# [What to do]
Output the data below in full, byte for byte. Nothing may differ.

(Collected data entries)
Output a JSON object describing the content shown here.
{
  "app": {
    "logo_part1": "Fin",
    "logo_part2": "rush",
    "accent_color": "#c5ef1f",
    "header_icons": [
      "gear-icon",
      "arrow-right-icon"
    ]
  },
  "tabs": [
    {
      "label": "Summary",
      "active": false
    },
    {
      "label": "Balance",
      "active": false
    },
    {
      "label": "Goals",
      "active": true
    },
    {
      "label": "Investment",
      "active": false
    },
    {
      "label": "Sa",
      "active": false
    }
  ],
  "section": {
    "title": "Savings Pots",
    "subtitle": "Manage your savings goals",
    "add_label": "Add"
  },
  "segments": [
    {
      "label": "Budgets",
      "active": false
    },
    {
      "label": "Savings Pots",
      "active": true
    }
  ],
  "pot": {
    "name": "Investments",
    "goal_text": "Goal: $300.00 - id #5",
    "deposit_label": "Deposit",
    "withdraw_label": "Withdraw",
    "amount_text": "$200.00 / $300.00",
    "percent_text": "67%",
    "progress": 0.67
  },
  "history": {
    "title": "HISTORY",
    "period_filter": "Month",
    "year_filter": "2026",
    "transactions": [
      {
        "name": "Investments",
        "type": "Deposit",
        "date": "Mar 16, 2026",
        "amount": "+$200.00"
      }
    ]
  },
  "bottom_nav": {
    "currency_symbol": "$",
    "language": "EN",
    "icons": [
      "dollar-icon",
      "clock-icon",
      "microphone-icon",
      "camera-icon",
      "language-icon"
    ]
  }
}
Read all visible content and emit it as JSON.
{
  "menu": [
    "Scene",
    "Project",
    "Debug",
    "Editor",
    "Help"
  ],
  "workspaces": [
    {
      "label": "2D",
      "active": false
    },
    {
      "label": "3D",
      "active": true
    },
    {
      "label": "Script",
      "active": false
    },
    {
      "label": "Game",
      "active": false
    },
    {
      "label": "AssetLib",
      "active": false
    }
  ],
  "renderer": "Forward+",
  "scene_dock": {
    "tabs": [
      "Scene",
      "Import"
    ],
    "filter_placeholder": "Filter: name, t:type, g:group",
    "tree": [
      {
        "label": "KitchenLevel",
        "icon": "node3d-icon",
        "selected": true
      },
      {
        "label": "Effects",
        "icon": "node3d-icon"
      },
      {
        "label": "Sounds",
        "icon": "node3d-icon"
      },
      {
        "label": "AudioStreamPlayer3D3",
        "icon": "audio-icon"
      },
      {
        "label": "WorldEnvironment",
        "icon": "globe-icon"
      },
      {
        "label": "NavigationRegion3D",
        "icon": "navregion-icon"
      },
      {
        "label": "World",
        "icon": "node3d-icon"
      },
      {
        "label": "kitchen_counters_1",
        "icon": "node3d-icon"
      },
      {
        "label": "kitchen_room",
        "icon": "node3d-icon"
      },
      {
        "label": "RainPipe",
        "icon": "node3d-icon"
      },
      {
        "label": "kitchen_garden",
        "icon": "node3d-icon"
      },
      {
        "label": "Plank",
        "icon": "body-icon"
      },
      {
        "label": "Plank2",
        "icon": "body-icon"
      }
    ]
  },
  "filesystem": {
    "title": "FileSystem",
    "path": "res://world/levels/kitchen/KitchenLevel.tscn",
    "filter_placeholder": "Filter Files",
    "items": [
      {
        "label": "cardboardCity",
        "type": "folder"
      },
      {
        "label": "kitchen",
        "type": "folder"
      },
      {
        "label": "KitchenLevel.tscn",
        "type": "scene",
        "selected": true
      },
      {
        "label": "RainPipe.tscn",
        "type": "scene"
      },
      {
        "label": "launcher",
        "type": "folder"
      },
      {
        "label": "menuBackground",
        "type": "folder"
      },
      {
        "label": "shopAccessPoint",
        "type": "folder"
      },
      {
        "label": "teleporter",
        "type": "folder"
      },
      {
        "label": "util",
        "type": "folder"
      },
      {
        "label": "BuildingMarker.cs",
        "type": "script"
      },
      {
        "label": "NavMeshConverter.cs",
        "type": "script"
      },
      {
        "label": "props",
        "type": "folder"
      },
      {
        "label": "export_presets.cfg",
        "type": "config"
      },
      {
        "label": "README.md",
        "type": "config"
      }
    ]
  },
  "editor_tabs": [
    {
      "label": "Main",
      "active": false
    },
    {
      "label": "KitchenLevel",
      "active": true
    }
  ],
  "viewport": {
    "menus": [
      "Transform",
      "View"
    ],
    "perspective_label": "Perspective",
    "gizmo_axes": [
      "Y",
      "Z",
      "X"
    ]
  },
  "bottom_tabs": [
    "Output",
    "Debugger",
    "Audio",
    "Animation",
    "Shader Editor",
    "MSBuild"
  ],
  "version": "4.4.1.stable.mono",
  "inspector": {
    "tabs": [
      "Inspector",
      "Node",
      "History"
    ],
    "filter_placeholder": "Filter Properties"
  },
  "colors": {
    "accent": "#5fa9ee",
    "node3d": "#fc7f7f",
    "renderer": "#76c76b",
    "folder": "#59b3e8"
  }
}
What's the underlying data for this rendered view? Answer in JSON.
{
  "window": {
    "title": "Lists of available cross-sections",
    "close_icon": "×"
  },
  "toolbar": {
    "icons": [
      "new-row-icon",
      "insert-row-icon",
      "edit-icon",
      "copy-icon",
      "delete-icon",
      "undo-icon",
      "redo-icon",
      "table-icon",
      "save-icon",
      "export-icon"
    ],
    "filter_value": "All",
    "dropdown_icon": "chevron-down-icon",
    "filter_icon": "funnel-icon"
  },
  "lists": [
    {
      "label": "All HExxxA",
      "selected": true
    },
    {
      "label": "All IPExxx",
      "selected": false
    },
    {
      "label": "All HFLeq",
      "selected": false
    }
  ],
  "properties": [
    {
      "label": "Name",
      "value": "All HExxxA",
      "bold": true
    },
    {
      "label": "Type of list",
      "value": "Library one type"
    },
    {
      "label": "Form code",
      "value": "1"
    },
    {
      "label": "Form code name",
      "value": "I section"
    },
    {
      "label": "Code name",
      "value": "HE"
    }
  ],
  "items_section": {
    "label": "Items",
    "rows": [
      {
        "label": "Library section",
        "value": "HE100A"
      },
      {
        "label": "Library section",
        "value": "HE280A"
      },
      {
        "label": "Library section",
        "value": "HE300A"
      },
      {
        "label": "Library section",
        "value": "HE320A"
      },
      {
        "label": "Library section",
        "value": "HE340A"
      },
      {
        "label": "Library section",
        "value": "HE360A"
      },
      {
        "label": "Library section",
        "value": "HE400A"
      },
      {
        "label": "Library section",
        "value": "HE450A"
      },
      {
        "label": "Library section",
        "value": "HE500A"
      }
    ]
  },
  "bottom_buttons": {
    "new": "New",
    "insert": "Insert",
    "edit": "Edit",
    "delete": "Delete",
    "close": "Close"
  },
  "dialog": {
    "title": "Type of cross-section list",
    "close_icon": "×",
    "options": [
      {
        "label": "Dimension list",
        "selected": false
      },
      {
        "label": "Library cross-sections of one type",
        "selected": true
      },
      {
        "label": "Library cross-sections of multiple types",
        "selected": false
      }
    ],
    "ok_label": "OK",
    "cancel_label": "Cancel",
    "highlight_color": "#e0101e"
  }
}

# [Solution for this task]
Output a JSON object describing the content shown here.
{
  "app": {
    "logo_part1": "Fin",
    "logo_part2": "rush",
    "accent_color": "#c5ef1f",
    "header_icons": [
      "gear-icon",
      "arrow-right-icon"
    ]
  },
  "tabs": [
    {
      "label": "Summary",
      "active": false
    },
    {
      "label": "Balance",
      "active": false
    },
    {
      "label": "Goals",
      "active": true
    },
    {
      "label": "Investment",
      "active": false
    },
    {
      "label": "Sa",
      "active": false
    }
  ],
  "section": {
    "title": "Savings Pots",
    "subtitle": "Manage your savings goals",
    "add_label": "Add"
  },
  "segments": [
    {
      "label": "Budgets",
      "active": false
    },
    {
      "label": "Savings Pots",
      "active": true
    }
  ],
  "pot": {
    "name": "Investments",
    "goal_text": "Goal: $300.00 - id #5",
    "deposit_label": "Deposit",
    "withdraw_label": "Withdraw",
    "amount_text": "$200.00 / $300.00",
    "percent_text": "67%",
    "progress": 0.67
  },
  "history": {
    "title": "HISTORY",
    "period_filter": "Month",
    "year_filter": "2026",
    "transactions": [
      {
        "name": "Investments",
        "type": "Deposit",
        "date": "Mar 16, 2026",
        "amount": "+$200.00"
      }
    ]
  },
  "bottom_nav": {
    "currency_symbol": "$",
    "language": "EN",
    "icons": [
      "dollar-icon",
      "clock-icon",
      "microphone-icon",
      "camera-icon",
      "language-icon"
    ]
  }
}
Read all visible content and emit it as JSON.
{
  "menu": [
    "Scene",
    "Project",
    "Debug",
    "Editor",
    "Help"
  ],
  "workspaces": [
    {
      "label": "2D",
      "active": false
    },
    {
      "label": "3D",
      "active": true
    },
    {
      "label": "Script",
      "active": false
    },
    {
      "label": "Game",
      "active": false
    },
    {
      "label": "AssetLib",
      "active": false
    }
  ],
  "renderer": "Forward+",
  "scene_dock": {
    "tabs": [
      "Scene",
      "Import"
    ],
    "filter_placeholder": "Filter: name, t:type, g:group",
    "tree": [
      {
        "label": "KitchenLevel",
        "icon": "node3d-icon",
        "selected": true
      },
      {
        "label": "Effects",
        "icon": "node3d-icon"
      },
      {
        "label": "Sounds",
        "icon": "node3d-icon"
      },
      {
        "label": "AudioStreamPlayer3D3",
        "icon": "audio-icon"
      },
      {
        "label": "WorldEnvironment",
        "icon": "globe-icon"
      },
      {
        "label": "NavigationRegion3D",
        "icon": "navregion-icon"
      },
      {
        "label": "World",
        "icon": "node3d-icon"
      },
      {
        "label": "kitchen_counters_1",
        "icon": "node3d-icon"
      },
      {
        "label": "kitchen_room",
        "icon": "node3d-icon"
      },
      {
        "label": "RainPipe",
        "icon": "node3d-icon"
      },
      {
        "label": "kitchen_garden",
        "icon": "node3d-icon"
      },
      {
        "label": "Plank",
        "icon": "body-icon"
      },
      {
        "label": "Plank2",
        "icon": "body-icon"
      }
    ]
  },
  "filesystem": {
    "title": "FileSystem",
    "path": "res://world/levels/kitchen/KitchenLevel.tscn",
    "filter_placeholder": "Filter Files",
    "items": [
      {
        "label": "cardboardCity",
        "type": "folder"
      },
      {
        "label": "kitchen",
        "type": "folder"
      },
      {
        "label": "KitchenLevel.tscn",
        "type": "scene",
        "selected": true
      },
      {
        "label": "RainPipe.tscn",
        "type": "scene"
      },
      {
        "label": "launcher",
        "type": "folder"
      },
      {
        "label": "menuBackground",
        "type": "folder"
      },
      {
        "label": "shopAccessPoint",
        "type": "folder"
      },
      {
        "label": "teleporter",
        "type": "folder"
      },
      {
        "label": "util",
        "type": "folder"
      },
      {
        "label": "BuildingMarker.cs",
        "type": "script"
      },
      {
        "label": "NavMeshConverter.cs",
        "type": "script"
      },
      {
        "label": "props",
        "type": "folder"
      },
      {
        "label": "export_presets.cfg",
        "type": "config"
      },
      {
        "label": "README.md",
        "type": "config"
      }
    ]
  },
  "editor_tabs": [
    {
      "label": "Main",
      "active": false
    },
    {
      "label": "KitchenLevel",
      "active": true
    }
  ],
  "viewport": {
    "menus": [
      "Transform",
      "View"
    ],
    "perspective_label": "Perspective",
    "gizmo_axes": [
      "Y",
      "Z",
      "X"
    ]
  },
  "bottom_tabs": [
    "Output",
    "Debugger",
    "Audio",
    "Animation",
    "Shader Editor",
    "MSBuild"
  ],
  "version": "4.4.1.stable.mono",
  "inspector": {
    "tabs": [
      "Inspector",
      "Node",
      "History"
    ],
    "filter_placeholder": "Filter Properties"
  },
  "colors": {
    "accent": "#5fa9ee",
    "node3d": "#fc7f7f",
    "renderer": "#76c76b",
    "folder": "#59b3e8"
  }
}
What's the underlying data for this rendered view? Answer in JSON.
{
  "window": {
    "title": "Lists of available cross-sections",
    "close_icon": "×"
  },
  "toolbar": {
    "icons": [
      "new-row-icon",
      "insert-row-icon",
      "edit-icon",
      "copy-icon",
      "delete-icon",
      "undo-icon",
      "redo-icon",
      "table-icon",
      "save-icon",
      "export-icon"
    ],
    "filter_value": "All",
    "dropdown_icon": "chevron-down-icon",
    "filter_icon": "funnel-icon"
  },
  "lists": [
    {
      "label": "All HExxxA",
      "selected": true
    },
    {
      "label": "All IPExxx",
      "selected": false
    },
    {
      "label": "All HFLeq",
      "selected": false
    }
  ],
  "properties": [
    {
      "label": "Name",
      "value": "All HExxxA",
      "bold": true
    },
    {
      "label": "Type of list",
      "value": "Library one type"
    },
    {
      "label": "Form code",
      "value": "1"
    },
    {
      "label": "Form code name",
      "value": "I section"
    },
    {
      "label": "Code name",
      "value": "HE"
    }
  ],
  "items_section": {
    "label": "Items",
    "rows": [
      {
        "label": "Library section",
        "value": "HE100A"
      },
      {
        "label": "Library section",
        "value": "HE280A"
      },
      {
        "label": "Library section",
        "value": "HE300A"
      },
      {
        "label": "Library section",
        "value": "HE320A"
      },
      {
        "label": "Library section",
        "value": "HE340A"
      },
      {
        "label": "Library section",
        "value": "HE360A"
      },
      {
        "label": "Library section",
        "value": "HE400A"
      },
      {
        "label": "Library section",
        "value": "HE450A"
      },
      {
        "label": "Library section",
        "value": "HE500A"
      }
    ]
  },
  "bottom_buttons": {
    "new": "New",
    "insert": "Insert",
    "edit": "Edit",
    "delete": "Delete",
    "close": "Close"
  },
  "dialog": {
    "title": "Type of cross-section list",
    "close_icon": "×",
    "options": [
      {
        "label": "Dimension list",
        "selected": false
      },
      {
        "label": "Library cross-sections of one type",
        "selected": true
      },
      {
        "label": "Library cross-sections of multiple types",
        "selected": false
      }
    ],
    "ok_label": "OK",
    "cancel_label": "Cancel",
    "highlight_color": "#e0101e"
  }
}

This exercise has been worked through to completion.